**STATED TASK**
Wherever a line holds the word "text", copy that line out.

**GIVEN ENTRIES**
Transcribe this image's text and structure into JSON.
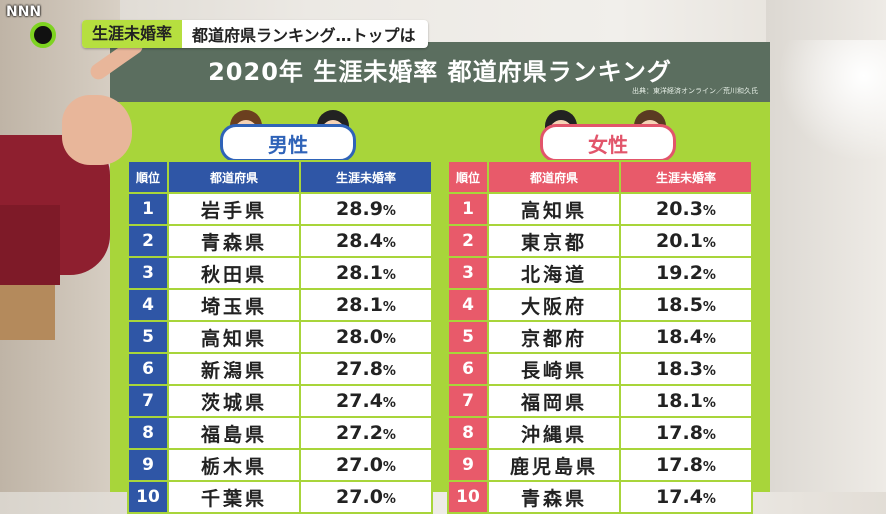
{
  "logo": {
    "text": "NNN"
  },
  "caption": {
    "tag": "生涯未婚率",
    "text": "都道府県ランキング…トップは"
  },
  "board": {
    "title": "2020年 生涯未婚率 都道府県ランキング",
    "source": "出典：東洋経済オンライン／荒川和久氏"
  },
  "male": {
    "label": "男性",
    "headers": {
      "rank": "順位",
      "pref": "都道府県",
      "rate": "生涯未婚率"
    },
    "rows": [
      {
        "rank": "1",
        "pref": "岩手県",
        "rate": "28.9",
        "unit": "%"
      },
      {
        "rank": "2",
        "pref": "青森県",
        "rate": "28.4",
        "unit": "%"
      },
      {
        "rank": "3",
        "pref": "秋田県",
        "rate": "28.1",
        "unit": "%"
      },
      {
        "rank": "4",
        "pref": "埼玉県",
        "rate": "28.1",
        "unit": "%"
      },
      {
        "rank": "5",
        "pref": "高知県",
        "rate": "28.0",
        "unit": "%"
      },
      {
        "rank": "6",
        "pref": "新潟県",
        "rate": "27.8",
        "unit": "%"
      },
      {
        "rank": "7",
        "pref": "茨城県",
        "rate": "27.4",
        "unit": "%"
      },
      {
        "rank": "8",
        "pref": "福島県",
        "rate": "27.2",
        "unit": "%"
      },
      {
        "rank": "9",
        "pref": "栃木県",
        "rate": "27.0",
        "unit": "%"
      },
      {
        "rank": "10",
        "pref": "千葉県",
        "rate": "27.0",
        "unit": "%"
      }
    ]
  },
  "female": {
    "label": "女性",
    "headers": {
      "rank": "順位",
      "pref": "都道府県",
      "rate": "生涯未婚率"
    },
    "rows": [
      {
        "rank": "1",
        "pref": "高知県",
        "rate": "20.3",
        "unit": "%"
      },
      {
        "rank": "2",
        "pref": "東京都",
        "rate": "20.1",
        "unit": "%"
      },
      {
        "rank": "3",
        "pref": "北海道",
        "rate": "19.2",
        "unit": "%"
      },
      {
        "rank": "4",
        "pref": "大阪府",
        "rate": "18.5",
        "unit": "%"
      },
      {
        "rank": "5",
        "pref": "京都府",
        "rate": "18.4",
        "unit": "%"
      },
      {
        "rank": "6",
        "pref": "長崎県",
        "rate": "18.3",
        "unit": "%"
      },
      {
        "rank": "7",
        "pref": "福岡県",
        "rate": "18.1",
        "unit": "%"
      },
      {
        "rank": "8",
        "pref": "沖縄県",
        "rate": "17.8",
        "unit": "%"
      },
      {
        "rank": "9",
        "pref": "鹿児島県",
        "rate": "17.8",
        "unit": "%"
      },
      {
        "rank": "10",
        "pref": "青森県",
        "rate": "17.4",
        "unit": "%"
      }
    ]
  },
  "colors": {
    "male": "#2f56a6",
    "female": "#e85a6a",
    "board": "#a8d53a",
    "header": "#5b6e5f",
    "tag": "#b6df3f"
  },
  "icons": [
    "male-face-icon",
    "female-face-icon",
    "logo-ring-icon"
  ]
}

**WRITTEN RESPONSE**
Transcribe this image's text and structure into JSON.
    "text": "NNN"
    "text": "都道府県ランキング…トップは"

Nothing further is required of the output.